What you have to do: Reproduce verbatim the section of the passage on Pasolini and progress that begins with the words "What is more" and ends after "a ‘philologist of painting’).".

Page extract:
====
There are also many important thinkers who may not immediately come to mind in terms of ca. ‘politically’ revolutionary traditions, but who were nonetheless sharply critical of the linear and social-democratic trends in (non)’Marxist’ thought: one need only think of Raymond Williams, some aspects of the work of Ernst Bloch as regards historical interpretation, Timpanaro of course in terms of relations with materialist traditions and so forth. Pasolini’s early essays show very clearly he was aware of the importance of both Leopardi and the scientific status of philology. Indeed his interest and defense of science was rare among his contemporary Italian fellow artists, and closely tied to his understanding of history and critique of eschatological thinking (cf. “Fare nostro il rischio della scienza”).

What PPP is actually targeting in his criticisms of “progress” is the ever more (neo)totalitarian aspects of consumerist monopoly capitalism/imperialism, and has nothing to do with the, partially, liberating aspects of scientific and technological advances that actually (!!) do benefit human beings, and do not enslave or disempower them. His criticism was of “sviluppo senza progresso.” In other words of something that claims to be “progress” (in propaganda, self-understanding, media conformism, neototalitarian brain-washing, etc.), but which in reality in terms of actual human advancement, of achieving the human potential Marx points towards in post-capitalist social formations, are actually forms of regression, cooptation, amputation, constraint, in other words ‘development’ with no actual progress. I have shown PPP’s defense of science and liberating forms of progress in several of my essays on Pasolini.

What is more PPP clearly believes in the accrual and stratification of historical meaning and significance (including forms of attribution of ‘value’, or not…), in a fashion which seems to have been very strongly influenced by philology (and even the editors have to admit to the obvious given their subject matter, namely the importance of Longhi in PPP’s education/formation: Longhi who was, essentially, especially in Pasolini’s understanding, a ‘philologist of painting’).

This path to the understanding of history aims precisely to understand it in its full contradictoriness, complexity, multilinearity and stratification. It is most emphatically NOT the farcical, bourgeois, ‘liberal’ linear notion that somehow progress is an endless succession of unequaled ‘Edens’, of ‘Paradise(s) Gained’, devoid of any prehistory, and magically put forth by the capitalist/imperialist machine (which is ultimately what the “dialectics of postwar aesthetic progression” (p. 42) rather closely resembles, if one is not mesmerized by the vague and all too omnipresent use of ‘dialectics’).
====
Element position data
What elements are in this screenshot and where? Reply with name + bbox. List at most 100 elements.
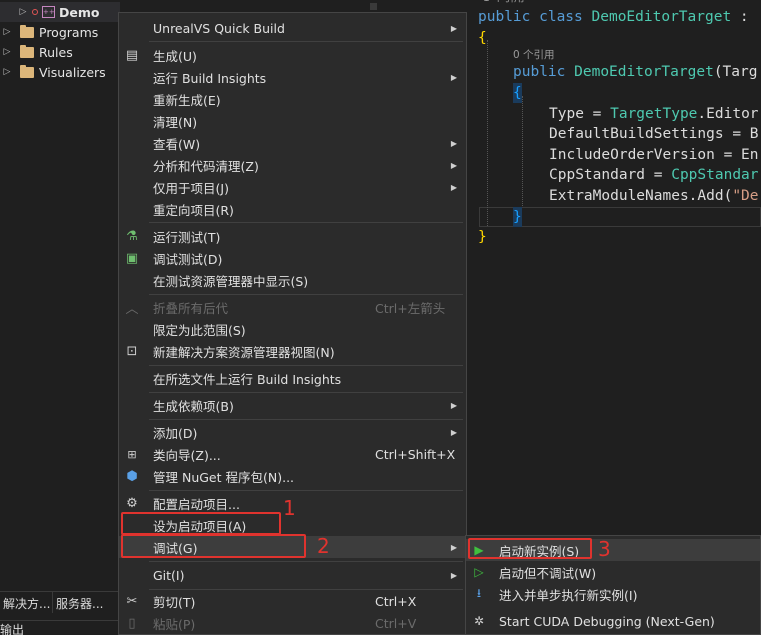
code-line-include-order: IncludeOrderVersion = En xyxy=(549,147,759,163)
submenu-item-label: Start CUDA Debugging (Next-Gen) xyxy=(499,613,715,629)
tree-item-programs[interactable]: ▷ Programs xyxy=(0,22,120,42)
solution-explorer: ▷ ++ Demo ▷ Programs ▷ Rules ▷ Visualize… xyxy=(0,0,120,635)
expand-arrow-icon[interactable]: ▷ xyxy=(0,27,14,37)
menu-item-run-build-insights[interactable]: 运行 Build Insights ▶ xyxy=(119,66,466,88)
code-line-type: Type = TargetType.Editor xyxy=(549,104,759,124)
menu-item-paste: ▯ 粘贴(P) Ctrl+V xyxy=(119,612,466,634)
submenu-item-start-without-debugging[interactable]: ▷ 启动但不调试(W) xyxy=(466,561,760,583)
type-name: CppStandar xyxy=(671,167,759,183)
submenu-arrow-icon: ▶ xyxy=(450,72,457,82)
menu-item-build-insights-on-file[interactable]: 在所选文件上运行 Build Insights xyxy=(119,367,466,389)
menu-separator xyxy=(149,419,463,420)
menu-item-label: 添加(D) xyxy=(153,425,198,441)
tree-item-label: Programs xyxy=(39,24,99,40)
menu-item-label: 运行测试(T) xyxy=(153,229,221,245)
annotation-box-1 xyxy=(121,512,281,535)
menu-separator xyxy=(149,365,463,366)
menu-item-build[interactable]: ▤ 生成(U) xyxy=(119,44,466,66)
submenu-item-step-into-new-instance[interactable]: ⭳ 进入并单步执行新实例(I) xyxy=(466,583,760,605)
scissors-icon: ✂ xyxy=(126,593,138,609)
folder-icon xyxy=(20,24,34,38)
submenu-arrow-icon: ▶ xyxy=(450,138,457,148)
expand-arrow-icon[interactable]: ▷ xyxy=(0,67,14,77)
cuda-icon: ✲ xyxy=(473,614,485,628)
submenu-item-start-cuda-debugging[interactable]: ✲ Start CUDA Debugging (Next-Gen) xyxy=(466,610,760,632)
menu-item-rebuild[interactable]: 重新生成(E) xyxy=(119,88,466,110)
tab-server-explorer[interactable]: 服务器... xyxy=(52,592,112,613)
status-circle-icon xyxy=(32,9,38,15)
menu-item-label: 分析和代码清理(Z) xyxy=(153,158,259,174)
submenu-arrow-icon: ▶ xyxy=(450,427,457,437)
nuget-icon: ⬢ xyxy=(126,468,138,484)
menu-item-class-wizard[interactable]: ⊞ 类向导(Z)... Ctrl+Shift+X xyxy=(119,443,466,465)
code-brace: } xyxy=(513,207,522,227)
menu-item-label: 管理 NuGet 程序包(N)... xyxy=(153,469,295,485)
menu-item-build-dependencies[interactable]: 生成依赖项(B) ▶ xyxy=(119,394,466,416)
code-text: Type = xyxy=(549,106,611,122)
menu-item-clean[interactable]: 清理(N) xyxy=(119,110,466,132)
build-icon: ▤ xyxy=(125,47,139,63)
code-line-default-build: DefaultBuildSettings = B xyxy=(549,126,759,142)
menu-item-debug-tests[interactable]: ▣ 调试测试(D) xyxy=(119,247,466,269)
tree-item-visualizers[interactable]: ▷ Visualizers xyxy=(0,62,120,82)
menu-shortcut: Ctrl+Shift+X xyxy=(375,446,456,462)
cpp-project-icon: ++ xyxy=(42,6,55,18)
menu-item-add[interactable]: 添加(D) ▶ xyxy=(119,421,466,443)
menu-item-run-tests[interactable]: ⚗ 运行测试(T) xyxy=(119,225,466,247)
expand-arrow-icon[interactable]: ▷ xyxy=(16,7,30,17)
menu-separator xyxy=(149,294,463,295)
menu-item-analyze[interactable]: 分析和代码清理(Z) ▶ xyxy=(119,154,466,176)
menu-item-manage-nuget[interactable]: ⬢ 管理 NuGet 程序包(N)... xyxy=(119,465,466,487)
menu-item-label: 配置启动项目... xyxy=(153,496,240,512)
menu-separator xyxy=(149,392,463,393)
submenu-arrow-icon: ▶ xyxy=(450,23,457,33)
code-text: .Editor xyxy=(697,106,759,122)
menu-item-label: 剪切(T) xyxy=(153,594,196,610)
indent-guide xyxy=(522,96,523,206)
menu-item-show-in-test-explorer[interactable]: 在测试资源管理器中显示(S) xyxy=(119,269,466,291)
paste-icon: ▯ xyxy=(128,615,136,631)
menu-item-label: 折叠所有后代 xyxy=(153,300,229,316)
menu-item-label: Git(I) xyxy=(153,567,185,583)
editor-top-strip xyxy=(355,0,467,12)
menu-item-label: 调试测试(D) xyxy=(153,251,223,267)
menu-item-retarget[interactable]: 重定向项目(R) xyxy=(119,198,466,220)
code-line-cpp-standard: CppStandard = CppStandar xyxy=(549,165,759,185)
annotation-number-2: 2 xyxy=(317,534,330,558)
menu-item-label: 限定为此范围(S) xyxy=(153,322,246,338)
menu-item-collapse-all: ︿ 折叠所有后代 Ctrl+左箭头 xyxy=(119,296,466,318)
code-text: ExtraModuleNames.Add( xyxy=(549,188,733,204)
expand-arrow-icon[interactable]: ▷ xyxy=(0,47,14,57)
tree-item-demo[interactable]: ▷ ++ Demo xyxy=(0,2,120,22)
menu-item-scope-to-this[interactable]: 限定为此范围(S) xyxy=(119,318,466,340)
menu-item-unrealvs-quick-build[interactable]: UnrealVS Quick Build ▶ xyxy=(119,17,466,39)
keyword: public xyxy=(513,64,566,80)
menu-item-label: 生成依赖项(B) xyxy=(153,398,234,414)
debug-tests-icon: ▣ xyxy=(125,250,139,266)
code-line-class-decl: public class DemoEditorTarget : xyxy=(478,7,749,27)
menu-item-label: 运行 Build Insights xyxy=(153,70,267,86)
explorer-tabs: 解决方... 服务器... xyxy=(0,591,120,613)
class-wizard-icon: ⊞ xyxy=(127,447,137,461)
menu-item-label: 粘贴(P) xyxy=(153,616,196,632)
code-line-extra-modules: ExtraModuleNames.Add("De xyxy=(549,186,759,206)
collapse-icon: ︿ xyxy=(125,301,139,317)
tab-solution-explorer[interactable]: 解决方... xyxy=(0,592,52,613)
folder-icon xyxy=(20,64,34,78)
menu-item-project-only[interactable]: 仅用于项目(J) ▶ xyxy=(119,176,466,198)
tree-item-rules[interactable]: ▷ Rules xyxy=(0,42,120,62)
code-brace: { xyxy=(513,83,522,103)
menu-separator xyxy=(149,490,463,491)
menu-item-view[interactable]: 查看(W) ▶ xyxy=(119,132,466,154)
play-outline-icon: ▷ xyxy=(474,565,484,579)
menu-item-cut[interactable]: ✂ 剪切(T) Ctrl+X xyxy=(119,590,466,612)
tab-output[interactable]: 输出 xyxy=(0,620,118,635)
tree-item-label: Visualizers xyxy=(39,64,106,80)
string-literal: "De xyxy=(732,188,759,204)
gear-icon: ⚙ xyxy=(126,495,138,511)
menu-item-git[interactable]: Git(I) ▶ xyxy=(119,564,466,586)
type-name: DemoEditorTarget xyxy=(591,9,732,25)
type-name: DemoEditorTarget xyxy=(574,64,714,80)
menu-item-new-explorer-view[interactable]: ⊡ 新建解决方案资源管理器视图(N) xyxy=(119,340,466,362)
menu-item-label: 新建解决方案资源管理器视图(N) xyxy=(153,344,335,360)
====
Complete answer:
What is more PPP clearly believes in the accrual and stratification of historical meaning and significance (including forms of attribution of ‘value’, or not…), in a fashion which seems to have been very strongly influenced by philology (and even the editors have to admit to the obvious given their subject matter, namely the importance of Longhi in PPP’s education/formation: Longhi who was, essentially, especially in Pasolini’s understanding, a ‘philologist of painting’).